[Listing]:
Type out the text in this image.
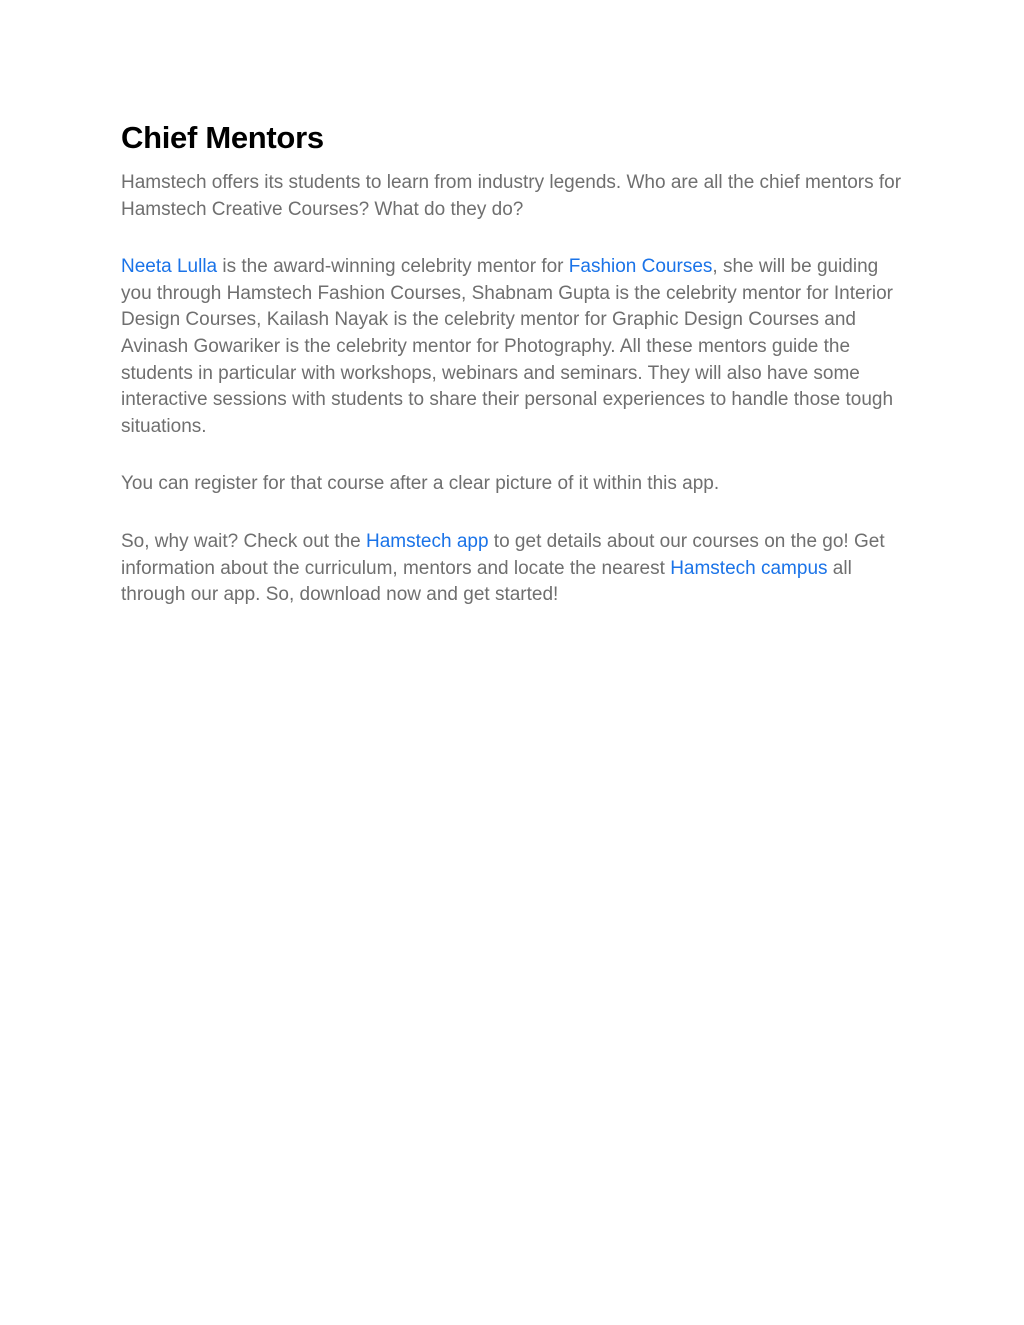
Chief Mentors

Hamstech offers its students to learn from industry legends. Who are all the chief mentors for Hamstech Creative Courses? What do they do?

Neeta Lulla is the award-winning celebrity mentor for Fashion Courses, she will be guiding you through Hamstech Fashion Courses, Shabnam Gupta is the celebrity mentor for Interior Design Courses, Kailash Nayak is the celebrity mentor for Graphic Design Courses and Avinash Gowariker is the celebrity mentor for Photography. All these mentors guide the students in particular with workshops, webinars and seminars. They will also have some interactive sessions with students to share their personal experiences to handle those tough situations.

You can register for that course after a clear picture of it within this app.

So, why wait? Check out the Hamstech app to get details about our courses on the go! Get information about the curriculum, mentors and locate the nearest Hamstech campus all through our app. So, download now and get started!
---
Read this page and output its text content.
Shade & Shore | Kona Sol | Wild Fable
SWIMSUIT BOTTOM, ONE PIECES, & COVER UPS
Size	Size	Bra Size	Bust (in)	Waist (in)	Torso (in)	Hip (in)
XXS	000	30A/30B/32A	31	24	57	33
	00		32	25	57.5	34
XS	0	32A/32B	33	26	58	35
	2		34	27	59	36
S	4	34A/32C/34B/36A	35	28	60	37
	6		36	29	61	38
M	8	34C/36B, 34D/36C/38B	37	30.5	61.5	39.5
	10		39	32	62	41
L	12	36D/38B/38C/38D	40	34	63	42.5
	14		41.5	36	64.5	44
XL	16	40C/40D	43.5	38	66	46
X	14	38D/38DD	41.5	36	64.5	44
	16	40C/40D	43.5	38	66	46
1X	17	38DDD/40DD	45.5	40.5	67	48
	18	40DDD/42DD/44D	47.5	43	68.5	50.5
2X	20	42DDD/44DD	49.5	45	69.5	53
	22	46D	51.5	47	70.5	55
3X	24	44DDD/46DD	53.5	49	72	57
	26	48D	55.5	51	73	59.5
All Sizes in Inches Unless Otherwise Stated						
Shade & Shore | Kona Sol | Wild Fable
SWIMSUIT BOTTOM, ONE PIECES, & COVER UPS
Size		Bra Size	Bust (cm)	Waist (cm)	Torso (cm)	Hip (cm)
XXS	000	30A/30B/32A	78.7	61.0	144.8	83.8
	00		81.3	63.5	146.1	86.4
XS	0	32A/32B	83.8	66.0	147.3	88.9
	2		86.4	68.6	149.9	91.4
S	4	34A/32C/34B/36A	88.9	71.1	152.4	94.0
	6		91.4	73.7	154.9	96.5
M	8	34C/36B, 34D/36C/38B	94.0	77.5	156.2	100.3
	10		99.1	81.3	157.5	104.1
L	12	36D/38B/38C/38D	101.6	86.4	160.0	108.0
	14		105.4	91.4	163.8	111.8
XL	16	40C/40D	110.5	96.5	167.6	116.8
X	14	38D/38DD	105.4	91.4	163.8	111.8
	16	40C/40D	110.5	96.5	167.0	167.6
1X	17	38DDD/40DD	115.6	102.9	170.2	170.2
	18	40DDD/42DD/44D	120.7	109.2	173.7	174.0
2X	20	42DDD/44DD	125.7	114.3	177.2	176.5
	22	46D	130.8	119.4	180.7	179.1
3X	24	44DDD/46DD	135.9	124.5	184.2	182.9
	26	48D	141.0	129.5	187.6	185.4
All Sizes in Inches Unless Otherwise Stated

[Written task]: Looking back at the lines above, state how many contain the word "Waist", and supply nothing besides the number.

[Written solution]: 2